▶ **Directive**
Quote the entries in full, character for character, without their images.
* * * * *
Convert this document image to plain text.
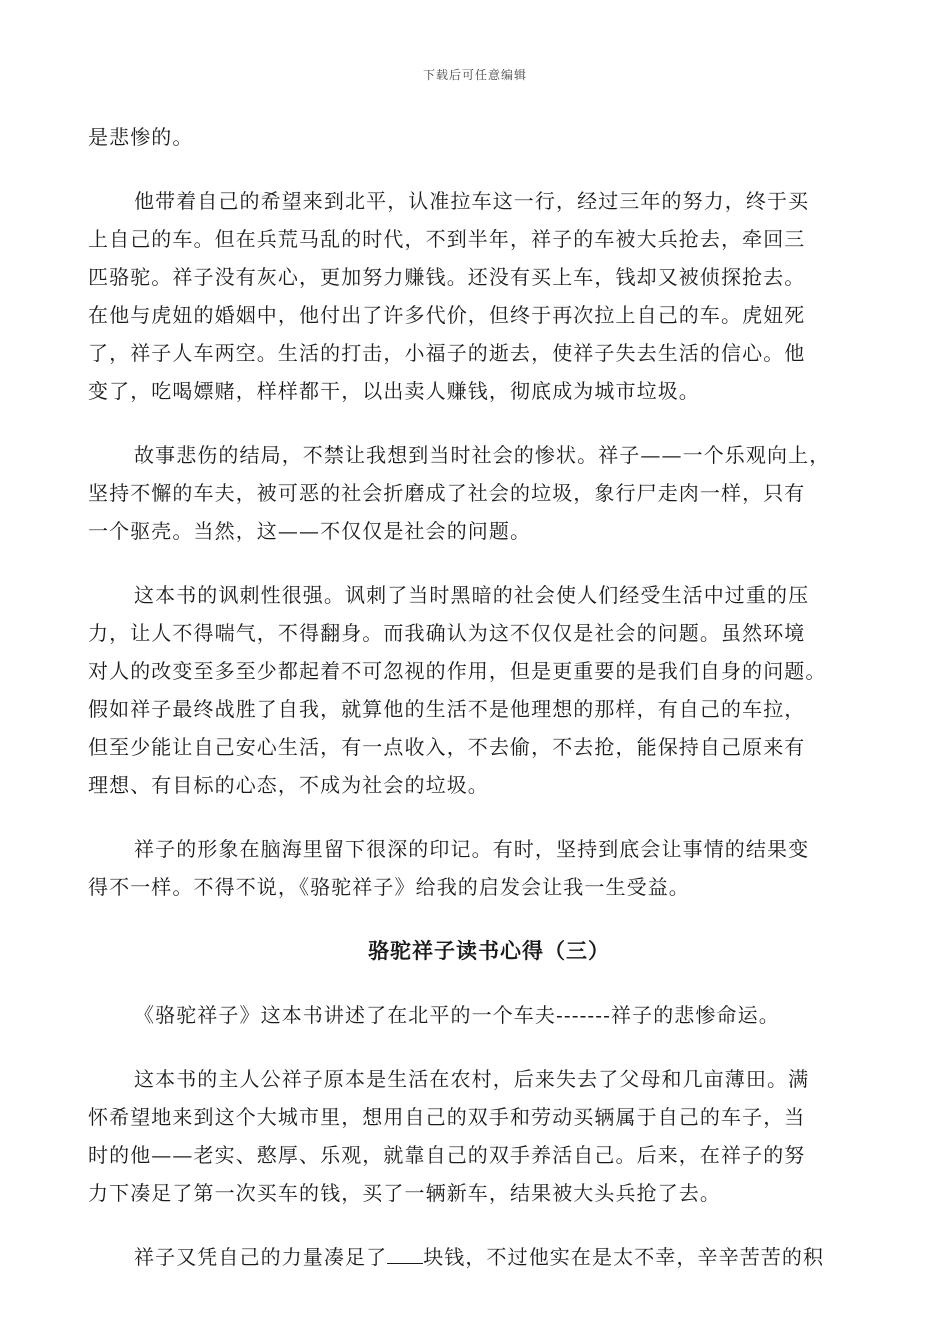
下载后可任意编辑
是悲惨的。
他带着自己的希望来到北平，认准拉车这一行，经过三年的努力，终于买
上自己的车。但在兵荒马乱的时代，不到半年，祥子的车被大兵抢去，牵回三
匹骆驼。祥子没有灰心，更加努力赚钱。还没有买上车，钱却又被侦探抢去。
在他与虎妞的婚姻中，他付出了许多代价，但终于再次拉上自己的车。虎妞死
了，祥子人车两空。生活的打击，小福子的逝去，使祥子失去生活的信心。他
变了，吃喝嫖赌，样样都干，以出卖人赚钱，彻底成为城市垃圾。
故事悲伤的结局，不禁让我想到当时社会的惨状。祥子——一个乐观向上，
坚持不懈的车夫，被可恶的社会折磨成了社会的垃圾，象行尸走肉一样，只有
一个驱壳。当然，这——不仅仅是社会的问题。
这本书的讽刺性很强。讽刺了当时黑暗的社会使人们经受生活中过重的压
力，让人不得喘气，不得翻身。而我确认为这不仅仅是社会的问题。虽然环境
对人的改变至多至少都起着不可忽视的作用，但是更重要的是我们自身的问题。
假如祥子最终战胜了自我，就算他的生活不是他理想的那样，有自己的车拉，
但至少能让自己安心生活，有一点收入，不去偷，不去抢，能保持自己原来有
理想、有目标的心态，不成为社会的垃圾。
祥子的形象在脑海里留下很深的印记。有时，坚持到底会让事情的结果变
得不一样。不得不说，《骆驼祥子》给我的启发会让我一生受益。
骆驼祥子读书心得（三）
《骆驼祥子》这本书讲述了在北平的一个车夫-------祥子的悲惨命运。
这本书的主人公祥子原本是生活在农村，后来失去了父母和几亩薄田。满
怀希望地来到这个大城市里，想用自己的双手和劳动买辆属于自己的车子，当
时的他——老实、憨厚、乐观，就靠自己的双手养活自己。后来，在祥子的努
力下凑足了第一次买车的钱，买了一辆新车，结果被大头兵抢了去。
祥子又凭自己的力量凑足了 块钱，不过他实在是太不幸，辛辛苦苦的积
* * * * *
▶ **The solution**
Convert this document image to plain text.
下载后可任意编辑
是悲惨的。
他带着自己的希望来到北平，认准拉车这一行，经过三年的努力，终于买
上自己的车。但在兵荒马乱的时代，不到半年，祥子的车被大兵抢去，牵回三
匹骆驼。祥子没有灰心，更加努力赚钱。还没有买上车，钱却又被侦探抢去。
在他与虎妞的婚姻中，他付出了许多代价，但终于再次拉上自己的车。虎妞死
了，祥子人车两空。生活的打击，小福子的逝去，使祥子失去生活的信心。他
变了，吃喝嫖赌，样样都干，以出卖人赚钱，彻底成为城市垃圾。
故事悲伤的结局，不禁让我想到当时社会的惨状。祥子——一个乐观向上，
坚持不懈的车夫，被可恶的社会折磨成了社会的垃圾，象行尸走肉一样，只有
一个驱壳。当然，这——不仅仅是社会的问题。
这本书的讽刺性很强。讽刺了当时黑暗的社会使人们经受生活中过重的压
力，让人不得喘气，不得翻身。而我确认为这不仅仅是社会的问题。虽然环境
对人的改变至多至少都起着不可忽视的作用，但是更重要的是我们自身的问题。
假如祥子最终战胜了自我，就算他的生活不是他理想的那样，有自己的车拉，
但至少能让自己安心生活，有一点收入，不去偷，不去抢，能保持自己原来有
理想、有目标的心态，不成为社会的垃圾。
祥子的形象在脑海里留下很深的印记。有时，坚持到底会让事情的结果变
得不一样。不得不说，《骆驼祥子》给我的启发会让我一生受益。
骆驼祥子读书心得（三）
《骆驼祥子》这本书讲述了在北平的一个车夫-------祥子的悲惨命运。
这本书的主人公祥子原本是生活在农村，后来失去了父母和几亩薄田。满
怀希望地来到这个大城市里，想用自己的双手和劳动买辆属于自己的车子，当
时的他——老实、憨厚、乐观，就靠自己的双手养活自己。后来，在祥子的努
力下凑足了第一次买车的钱，买了一辆新车，结果被大头兵抢了去。
祥子又凭自己的力量凑足了 块钱，不过他实在是太不幸，辛辛苦苦的积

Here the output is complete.